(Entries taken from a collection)
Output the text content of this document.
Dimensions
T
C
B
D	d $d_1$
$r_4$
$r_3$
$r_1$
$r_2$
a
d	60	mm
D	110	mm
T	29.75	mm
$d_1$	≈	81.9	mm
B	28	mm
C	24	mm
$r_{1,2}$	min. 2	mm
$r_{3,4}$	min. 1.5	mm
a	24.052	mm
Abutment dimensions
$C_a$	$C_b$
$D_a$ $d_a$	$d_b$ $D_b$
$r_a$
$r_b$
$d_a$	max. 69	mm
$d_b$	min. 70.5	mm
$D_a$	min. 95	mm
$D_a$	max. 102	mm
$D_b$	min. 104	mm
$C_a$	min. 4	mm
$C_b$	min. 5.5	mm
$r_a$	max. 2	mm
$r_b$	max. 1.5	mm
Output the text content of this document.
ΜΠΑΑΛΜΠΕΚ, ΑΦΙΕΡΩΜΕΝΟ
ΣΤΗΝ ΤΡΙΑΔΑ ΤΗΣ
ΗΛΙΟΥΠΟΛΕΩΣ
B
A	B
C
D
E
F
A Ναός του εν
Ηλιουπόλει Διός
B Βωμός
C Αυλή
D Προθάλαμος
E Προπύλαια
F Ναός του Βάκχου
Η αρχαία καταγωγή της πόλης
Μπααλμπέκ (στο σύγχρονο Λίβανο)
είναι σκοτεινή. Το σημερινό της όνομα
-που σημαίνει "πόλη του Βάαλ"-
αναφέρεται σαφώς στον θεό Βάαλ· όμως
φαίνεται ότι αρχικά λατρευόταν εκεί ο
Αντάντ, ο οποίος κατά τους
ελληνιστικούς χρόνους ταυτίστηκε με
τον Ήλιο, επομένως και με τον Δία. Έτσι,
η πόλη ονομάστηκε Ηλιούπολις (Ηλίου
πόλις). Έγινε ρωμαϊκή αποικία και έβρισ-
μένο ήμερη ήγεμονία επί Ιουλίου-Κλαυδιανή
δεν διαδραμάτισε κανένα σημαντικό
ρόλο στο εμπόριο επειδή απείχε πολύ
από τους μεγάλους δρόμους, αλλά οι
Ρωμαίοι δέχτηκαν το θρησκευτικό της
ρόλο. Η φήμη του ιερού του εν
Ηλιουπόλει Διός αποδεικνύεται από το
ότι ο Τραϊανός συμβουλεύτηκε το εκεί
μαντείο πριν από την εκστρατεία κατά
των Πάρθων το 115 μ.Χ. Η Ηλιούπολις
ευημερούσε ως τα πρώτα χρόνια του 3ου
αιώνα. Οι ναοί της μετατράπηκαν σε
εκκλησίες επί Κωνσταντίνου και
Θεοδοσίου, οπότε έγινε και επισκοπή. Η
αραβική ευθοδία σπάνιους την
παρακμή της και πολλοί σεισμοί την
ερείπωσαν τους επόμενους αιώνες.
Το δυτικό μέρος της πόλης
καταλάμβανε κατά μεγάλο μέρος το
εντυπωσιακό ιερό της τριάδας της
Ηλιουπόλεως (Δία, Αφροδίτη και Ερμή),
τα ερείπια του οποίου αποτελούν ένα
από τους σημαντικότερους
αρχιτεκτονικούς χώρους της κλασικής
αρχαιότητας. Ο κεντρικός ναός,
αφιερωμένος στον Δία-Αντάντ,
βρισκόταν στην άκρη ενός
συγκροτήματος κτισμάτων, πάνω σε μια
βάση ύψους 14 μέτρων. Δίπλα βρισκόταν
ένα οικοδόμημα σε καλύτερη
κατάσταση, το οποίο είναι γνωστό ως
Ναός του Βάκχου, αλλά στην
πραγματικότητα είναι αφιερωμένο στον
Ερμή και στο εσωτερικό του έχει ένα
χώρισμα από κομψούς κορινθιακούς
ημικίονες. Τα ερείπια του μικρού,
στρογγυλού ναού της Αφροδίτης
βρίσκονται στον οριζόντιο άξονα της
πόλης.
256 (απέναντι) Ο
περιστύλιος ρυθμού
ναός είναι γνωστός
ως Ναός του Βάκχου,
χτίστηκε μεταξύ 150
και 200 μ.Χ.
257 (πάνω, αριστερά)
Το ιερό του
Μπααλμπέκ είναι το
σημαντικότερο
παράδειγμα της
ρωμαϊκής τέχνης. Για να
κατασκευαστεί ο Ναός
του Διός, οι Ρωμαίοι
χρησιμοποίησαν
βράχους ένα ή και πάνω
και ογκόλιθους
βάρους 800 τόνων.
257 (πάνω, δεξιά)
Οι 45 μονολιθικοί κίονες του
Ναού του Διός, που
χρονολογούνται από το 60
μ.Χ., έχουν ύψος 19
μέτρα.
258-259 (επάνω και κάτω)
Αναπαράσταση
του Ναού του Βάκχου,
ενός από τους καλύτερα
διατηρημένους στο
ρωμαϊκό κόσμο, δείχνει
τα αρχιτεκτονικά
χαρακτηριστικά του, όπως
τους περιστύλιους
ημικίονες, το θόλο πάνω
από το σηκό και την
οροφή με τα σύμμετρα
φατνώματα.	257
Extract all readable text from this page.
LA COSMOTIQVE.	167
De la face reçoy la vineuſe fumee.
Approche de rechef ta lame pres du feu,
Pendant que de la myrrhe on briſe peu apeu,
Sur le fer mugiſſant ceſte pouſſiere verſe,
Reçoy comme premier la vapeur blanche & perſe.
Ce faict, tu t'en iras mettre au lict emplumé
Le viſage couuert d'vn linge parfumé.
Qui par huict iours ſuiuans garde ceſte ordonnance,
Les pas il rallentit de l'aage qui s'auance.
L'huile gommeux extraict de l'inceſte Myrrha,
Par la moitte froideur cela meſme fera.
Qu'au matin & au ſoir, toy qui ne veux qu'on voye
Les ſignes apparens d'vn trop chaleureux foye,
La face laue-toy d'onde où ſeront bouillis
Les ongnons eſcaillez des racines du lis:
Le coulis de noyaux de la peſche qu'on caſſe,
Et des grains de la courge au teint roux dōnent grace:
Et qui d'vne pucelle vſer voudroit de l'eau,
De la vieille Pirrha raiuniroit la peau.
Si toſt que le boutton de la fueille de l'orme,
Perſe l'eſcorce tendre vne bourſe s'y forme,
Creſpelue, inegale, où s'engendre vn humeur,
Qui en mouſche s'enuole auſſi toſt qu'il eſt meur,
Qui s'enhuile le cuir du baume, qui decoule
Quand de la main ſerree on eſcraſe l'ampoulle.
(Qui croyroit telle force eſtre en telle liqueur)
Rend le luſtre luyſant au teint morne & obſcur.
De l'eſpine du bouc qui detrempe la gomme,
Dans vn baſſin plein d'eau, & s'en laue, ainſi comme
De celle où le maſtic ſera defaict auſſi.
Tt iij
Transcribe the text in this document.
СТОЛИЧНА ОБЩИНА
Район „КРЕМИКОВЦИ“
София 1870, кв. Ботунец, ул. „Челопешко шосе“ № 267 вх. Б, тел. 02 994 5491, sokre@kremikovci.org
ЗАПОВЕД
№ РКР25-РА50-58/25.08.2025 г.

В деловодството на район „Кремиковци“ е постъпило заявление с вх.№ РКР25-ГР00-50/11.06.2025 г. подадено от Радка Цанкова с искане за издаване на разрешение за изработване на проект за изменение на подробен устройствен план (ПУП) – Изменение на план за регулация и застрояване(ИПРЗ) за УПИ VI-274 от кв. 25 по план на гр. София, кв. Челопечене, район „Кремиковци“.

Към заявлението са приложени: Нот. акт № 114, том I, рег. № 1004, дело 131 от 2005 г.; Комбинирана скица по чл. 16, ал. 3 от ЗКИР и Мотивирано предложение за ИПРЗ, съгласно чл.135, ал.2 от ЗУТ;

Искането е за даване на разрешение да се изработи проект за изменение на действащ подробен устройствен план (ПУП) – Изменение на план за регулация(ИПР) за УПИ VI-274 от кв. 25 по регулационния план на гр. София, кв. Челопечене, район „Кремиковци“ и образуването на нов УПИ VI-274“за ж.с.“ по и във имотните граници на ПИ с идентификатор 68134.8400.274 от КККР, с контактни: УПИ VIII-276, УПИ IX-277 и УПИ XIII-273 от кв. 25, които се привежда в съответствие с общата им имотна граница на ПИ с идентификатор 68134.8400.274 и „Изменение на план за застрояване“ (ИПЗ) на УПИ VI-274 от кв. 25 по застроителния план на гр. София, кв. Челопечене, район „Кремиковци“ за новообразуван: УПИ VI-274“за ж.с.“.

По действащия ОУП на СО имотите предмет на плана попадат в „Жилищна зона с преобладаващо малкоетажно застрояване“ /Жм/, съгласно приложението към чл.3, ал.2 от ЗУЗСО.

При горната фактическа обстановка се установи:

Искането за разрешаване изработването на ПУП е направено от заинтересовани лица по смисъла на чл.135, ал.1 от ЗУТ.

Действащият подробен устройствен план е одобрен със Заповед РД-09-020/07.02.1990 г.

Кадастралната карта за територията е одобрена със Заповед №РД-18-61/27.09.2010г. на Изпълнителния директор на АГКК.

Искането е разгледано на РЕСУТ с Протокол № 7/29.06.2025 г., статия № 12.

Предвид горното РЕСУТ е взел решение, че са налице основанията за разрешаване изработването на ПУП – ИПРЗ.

Task to complete: Which lines of the material contain the string "ερείπια"? List each of them.

Response:
τα ερείπια του οποίου αποτελούν ένα
ημικίονες. Τα ερείπια του μικρού,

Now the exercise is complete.